• [GIVEN EXERCISE] Would you quote the material below in full and unchanged?

• [SUPPLIED RECORDS]
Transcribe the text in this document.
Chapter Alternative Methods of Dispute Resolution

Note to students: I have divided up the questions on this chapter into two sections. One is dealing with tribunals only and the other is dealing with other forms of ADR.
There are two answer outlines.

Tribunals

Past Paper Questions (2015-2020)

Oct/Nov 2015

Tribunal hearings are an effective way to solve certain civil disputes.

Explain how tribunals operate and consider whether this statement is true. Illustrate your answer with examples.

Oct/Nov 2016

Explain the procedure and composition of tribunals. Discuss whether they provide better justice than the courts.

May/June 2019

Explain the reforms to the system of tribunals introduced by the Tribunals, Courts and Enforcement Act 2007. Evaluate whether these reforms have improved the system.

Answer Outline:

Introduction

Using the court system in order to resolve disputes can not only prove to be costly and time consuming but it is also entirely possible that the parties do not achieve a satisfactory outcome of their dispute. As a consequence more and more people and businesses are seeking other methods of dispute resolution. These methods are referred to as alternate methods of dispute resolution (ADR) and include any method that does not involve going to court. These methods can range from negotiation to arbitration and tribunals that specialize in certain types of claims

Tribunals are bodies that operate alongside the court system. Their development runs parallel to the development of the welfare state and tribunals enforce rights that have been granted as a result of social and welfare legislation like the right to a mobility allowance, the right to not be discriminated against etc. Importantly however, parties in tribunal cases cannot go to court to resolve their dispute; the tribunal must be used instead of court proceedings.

• [TASK OUTPUT]
Transcribe the text in this document.
Chapter Alternative Methods of Dispute Resolution

Note to students: I have divided up the questions on this chapter into two sections. One is dealing with tribunals only and the other is dealing with other forms of ADR.
There are two answer outlines.

Tribunals

Past Paper Questions (2015-2020)

Oct/Nov 2015

Tribunal hearings are an effective way to solve certain civil disputes.

Explain how tribunals operate and consider whether this statement is true. Illustrate your answer with examples.

Oct/Nov 2016

Explain the procedure and composition of tribunals. Discuss whether they provide better justice than the courts.

May/June 2019

Explain the reforms to the system of tribunals introduced by the Tribunals, Courts and Enforcement Act 2007. Evaluate whether these reforms have improved the system.

Answer Outline:

Introduction

Using the court system in order to resolve disputes can not only prove to be costly and time consuming but it is also entirely possible that the parties do not achieve a satisfactory outcome of their dispute. As a consequence more and more people and businesses are seeking other methods of dispute resolution. These methods are referred to as alternate methods of dispute resolution (ADR) and include any method that does not involve going to court. These methods can range from negotiation to arbitration and tribunals that specialize in certain types of claims

Tribunals are bodies that operate alongside the court system. Their development runs parallel to the development of the welfare state and tribunals enforce rights that have been granted as a result of social and welfare legislation like the right to a mobility allowance, the right to not be discriminated against etc. Importantly however, parties in tribunal cases cannot go to court to resolve their dispute; the tribunal must be used instead of court proceedings.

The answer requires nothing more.